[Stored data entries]
-----

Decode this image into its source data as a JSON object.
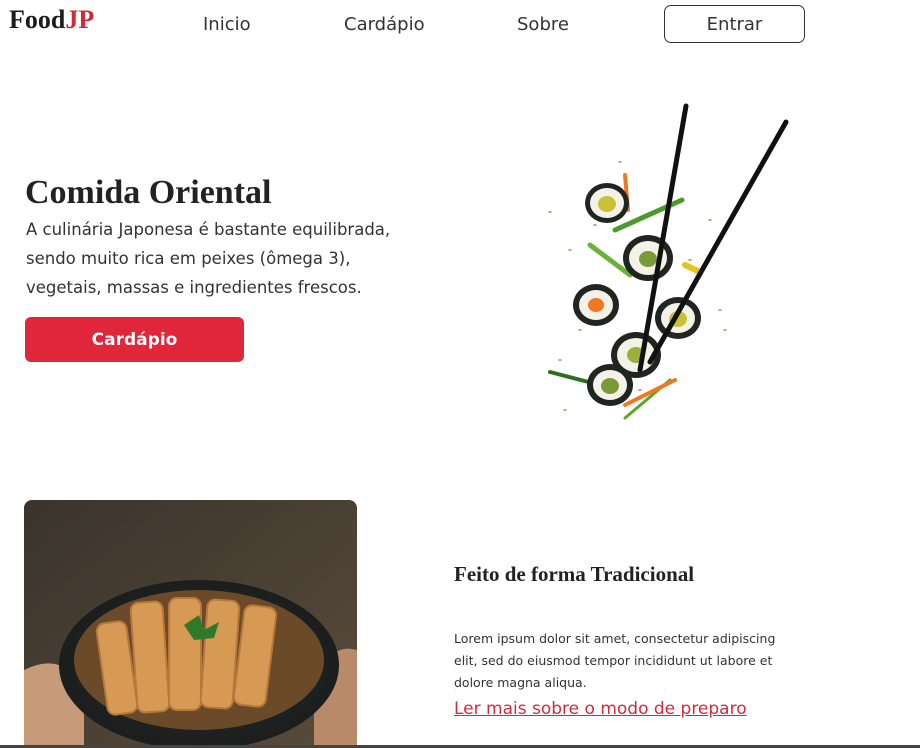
{
  "header": {
    "logo_main": "Food",
    "logo_accent": "JP",
    "nav": [
      "Inicio",
      "Cardápio",
      "Sobre"
    ],
    "login_label": "Entrar"
  },
  "hero": {
    "title": "Comida Oriental",
    "description": "A culinária Japonesa é bastante equilibrada, sendo muito rica em peixes (ômega 3), vegetais, massas e ingredientes frescos.",
    "button_label": "Cardápio"
  },
  "feature": {
    "title": "Feito de forma Tradicional",
    "text": "Lorem ipsum dolor sit amet, consectetur adipiscing elit, sed do eiusmod tempor incididunt ut labore et dolore magna aliqua.",
    "link_label": "Ler mais sobre o modo de preparo"
  },
  "colors": {
    "accent": "#e0263b",
    "text": "#222222",
    "background": "#ffffff"
  }
}
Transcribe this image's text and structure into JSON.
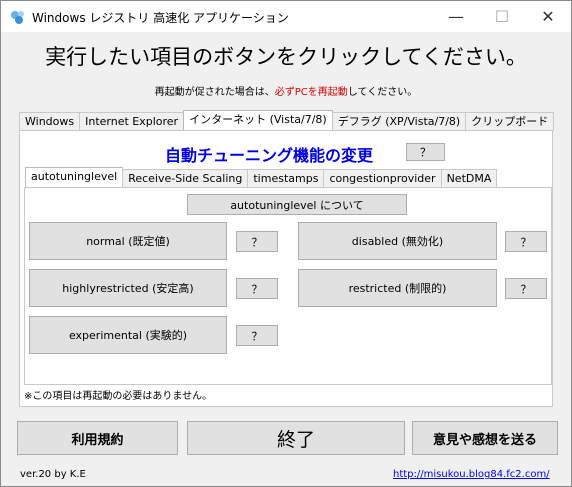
{
  "window": {
    "title": "Windows レジストリ 高速化 アプリケーション",
    "minimize_glyph": "—",
    "maximize_glyph": "☐",
    "close_glyph": "✕"
  },
  "header": {
    "headline": "実行したい項目のボタンをクリックしてください。",
    "subline_prefix": "再起動が促された場合は、",
    "subline_red": "必ずPCを再起動",
    "subline_suffix": "してください。"
  },
  "top_tabs": [
    {
      "label": "Windows"
    },
    {
      "label": "Internet Explorer"
    },
    {
      "label": "インターネット (Vista/7/8)"
    },
    {
      "label": "デフラグ (XP/Vista/7/8)"
    },
    {
      "label": "クリップボード"
    }
  ],
  "section": {
    "title": "自動チューニング機能の変更",
    "help_label": "？"
  },
  "inner_tabs": [
    {
      "label": "autotuninglevel"
    },
    {
      "label": "Receive-Side Scaling"
    },
    {
      "label": "timestamps"
    },
    {
      "label": "congestionprovider"
    },
    {
      "label": "NetDMA"
    }
  ],
  "about_button": "autotuninglevel について",
  "options": {
    "normal": "normal (既定値)",
    "disabled": "disabled (無効化)",
    "highlyrestricted": "highlyrestricted (安定高)",
    "restricted": "restricted (制限的)",
    "experimental": "experimental (実験的)",
    "help": "？"
  },
  "note": "※この項目は再起動の必要はありません。",
  "bottom": {
    "terms": "利用規約",
    "exit": "終了",
    "feedback": "意見や感想を送る"
  },
  "footer": {
    "version": "ver.20 by K.E",
    "link": "http://misukou.blog84.fc2.com/"
  }
}
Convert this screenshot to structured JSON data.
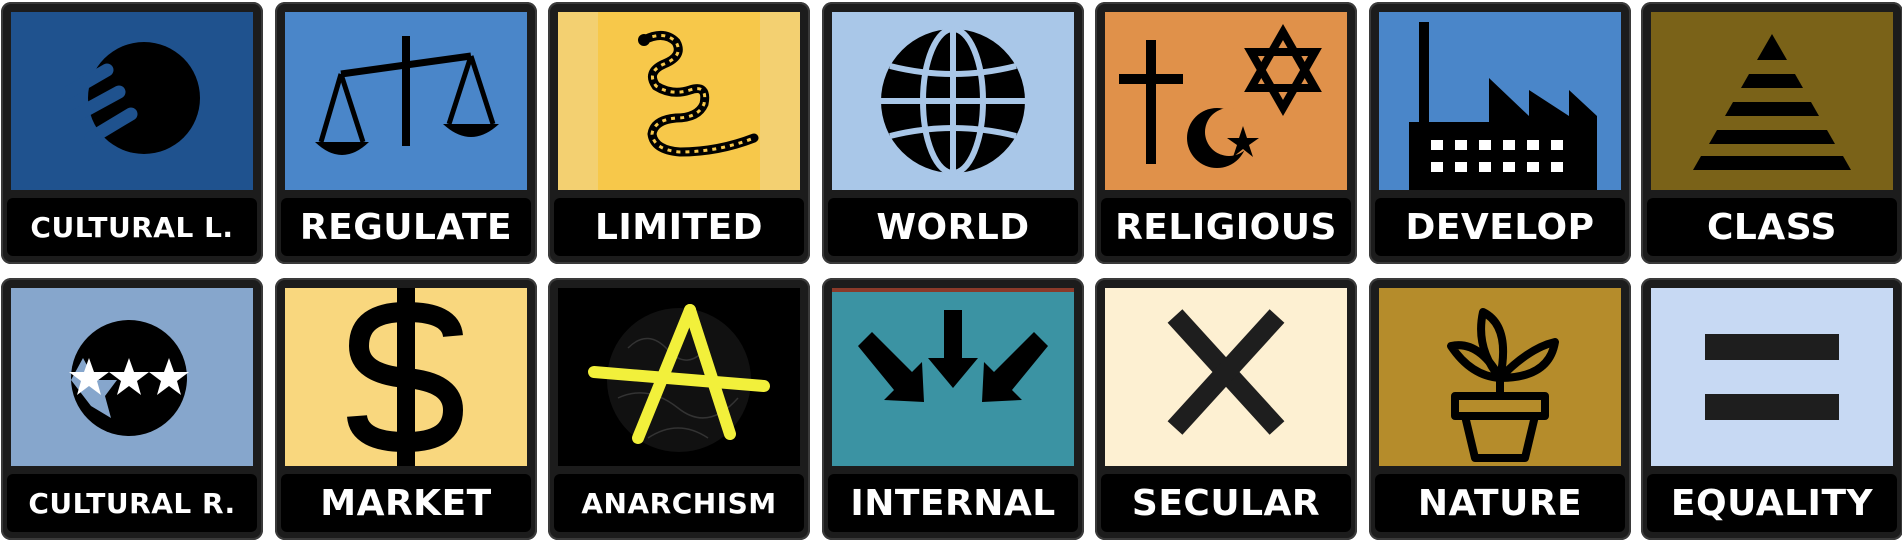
{
  "tiles": [
    {
      "label": "CULTURAL L.",
      "icon": "orb-icon",
      "color": "#1f528e"
    },
    {
      "label": "REGULATE",
      "icon": "scales-icon",
      "color": "#4a86c9"
    },
    {
      "label": "LIMITED",
      "icon": "gadsden-snake-icon",
      "color": "#f7c84a"
    },
    {
      "label": "WORLD",
      "icon": "globe-icon",
      "color": "#a9c7e8"
    },
    {
      "label": "RELIGIOUS",
      "icon": "religious-symbols-icon",
      "color": "#e0914a"
    },
    {
      "label": "DEVELOP",
      "icon": "factory-icon",
      "color": "#4a86c9"
    },
    {
      "label": "CLASS",
      "icon": "pyramid-icon",
      "color": "#7a6218"
    },
    {
      "label": "CULTURAL R.",
      "icon": "starred-orb-icon",
      "color": "#86a6cc"
    },
    {
      "label": "MARKET",
      "icon": "dollar-icon",
      "color": "#f9d77e"
    },
    {
      "label": "ANARCHISM",
      "icon": "anarchy-icon",
      "color": "#000000"
    },
    {
      "label": "INTERNAL",
      "icon": "inward-arrows-icon",
      "color": "#3b93a3"
    },
    {
      "label": "SECULAR",
      "icon": "cross-x-icon",
      "color": "#fdf0d2"
    },
    {
      "label": "NATURE",
      "icon": "potted-plant-icon",
      "color": "#b58c2b"
    },
    {
      "label": "EQUALITY",
      "icon": "equals-icon",
      "color": "#c7d9f3"
    }
  ]
}
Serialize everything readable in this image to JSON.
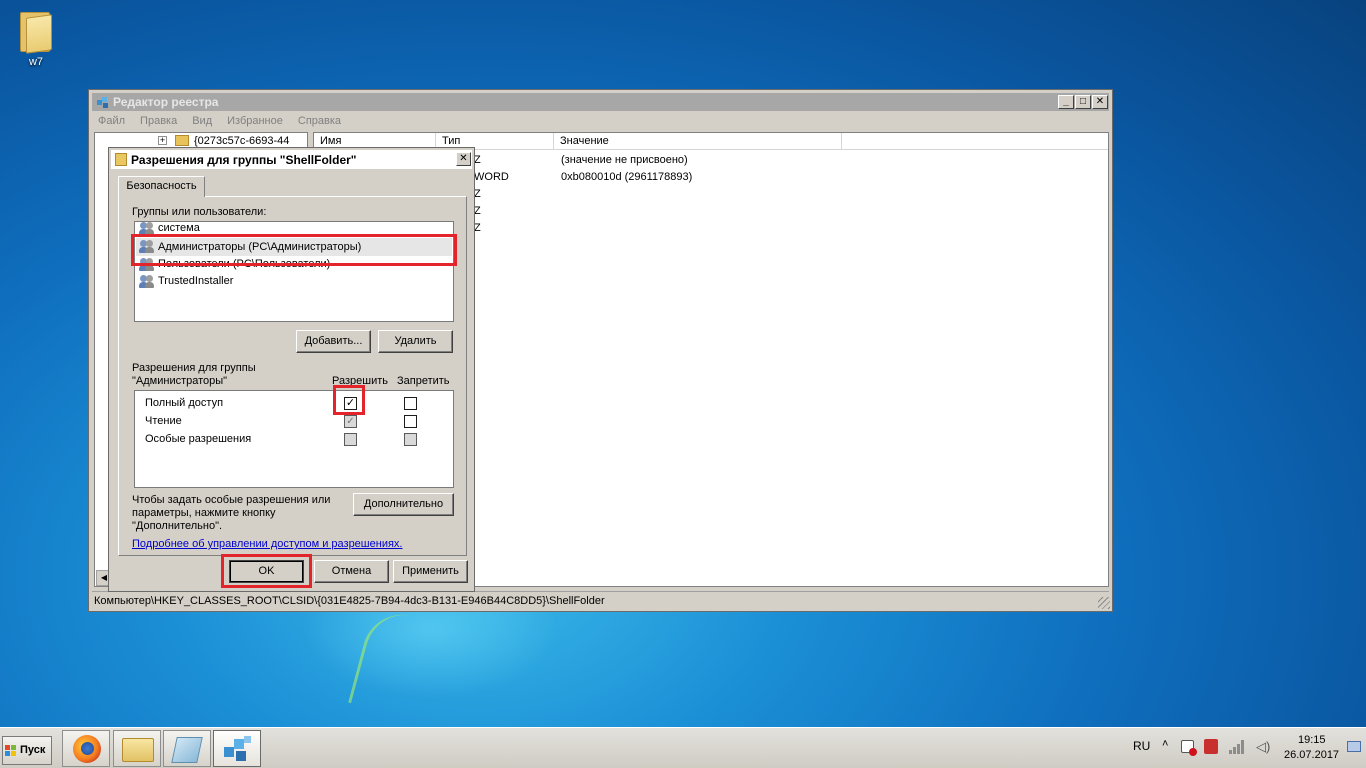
{
  "desktop": {
    "icon_label": "w7"
  },
  "regedit": {
    "title": "Редактор реестра",
    "menu": [
      "Файл",
      "Правка",
      "Вид",
      "Избранное",
      "Справка"
    ],
    "tree_item": "{0273c57c-6693-44",
    "columns": [
      "Имя",
      "Тип",
      "Значение"
    ],
    "rows": [
      {
        "type_partial": "Z",
        "value": "(значение не присвоено)"
      },
      {
        "type_partial": "WORD",
        "value": "0xb080010d (2961178893)"
      },
      {
        "type_partial": "Z",
        "value": ""
      },
      {
        "type_partial": "Z",
        "value": ""
      },
      {
        "type_partial": "Z",
        "value": ""
      }
    ],
    "status_path": "Компьютер\\HKEY_CLASSES_ROOT\\CLSID\\{031E4825-7B94-4dc3-B131-E946B44C8DD5}\\ShellFolder"
  },
  "dialog": {
    "title": "Разрешения для группы \"ShellFolder\"",
    "tab": "Безопасность",
    "groups_label": "Группы или пользователи:",
    "users": [
      "система",
      "Администраторы (PC\\Администраторы)",
      "Пользователи (PC\\Пользователи)",
      "TrustedInstaller"
    ],
    "add_button": "Добавить...",
    "remove_button": "Удалить",
    "perm_label_line1": "Разрешения для группы",
    "perm_label_line2": "\"Администраторы\"",
    "allow_header": "Разрешить",
    "deny_header": "Запретить",
    "permissions": [
      {
        "name": "Полный доступ",
        "allow": true,
        "deny": false
      },
      {
        "name": "Чтение",
        "allow": true,
        "deny": false
      },
      {
        "name": "Особые разрешения",
        "allow": false,
        "deny": false
      }
    ],
    "advanced_text_line1": "Чтобы задать особые разрешения или",
    "advanced_text_line2": "параметры, нажмите кнопку",
    "advanced_text_line3": "\"Дополнительно\".",
    "advanced_button": "Дополнительно",
    "learn_more_link": "Подробнее об управлении доступом и разрешениях.",
    "ok_button": "OK",
    "cancel_button": "Отмена",
    "apply_button": "Применить"
  },
  "taskbar": {
    "start_label": "Пуск",
    "language": "RU",
    "time": "19:15",
    "date": "26.07.2017"
  },
  "colors": {
    "highlight_red": "#e3242b",
    "link": "#0000cc"
  }
}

-----

• DIRECTION
Copy every line from the entries that contains the word "JSON".

• SOLUTION FOR THIS PROBLEM
Decode this image into its source data as a JSON object.
Transcribe this image's text and structure into JSON.
Convert this screenshot to structured JSON data.
Serialize everything readable in this image to JSON.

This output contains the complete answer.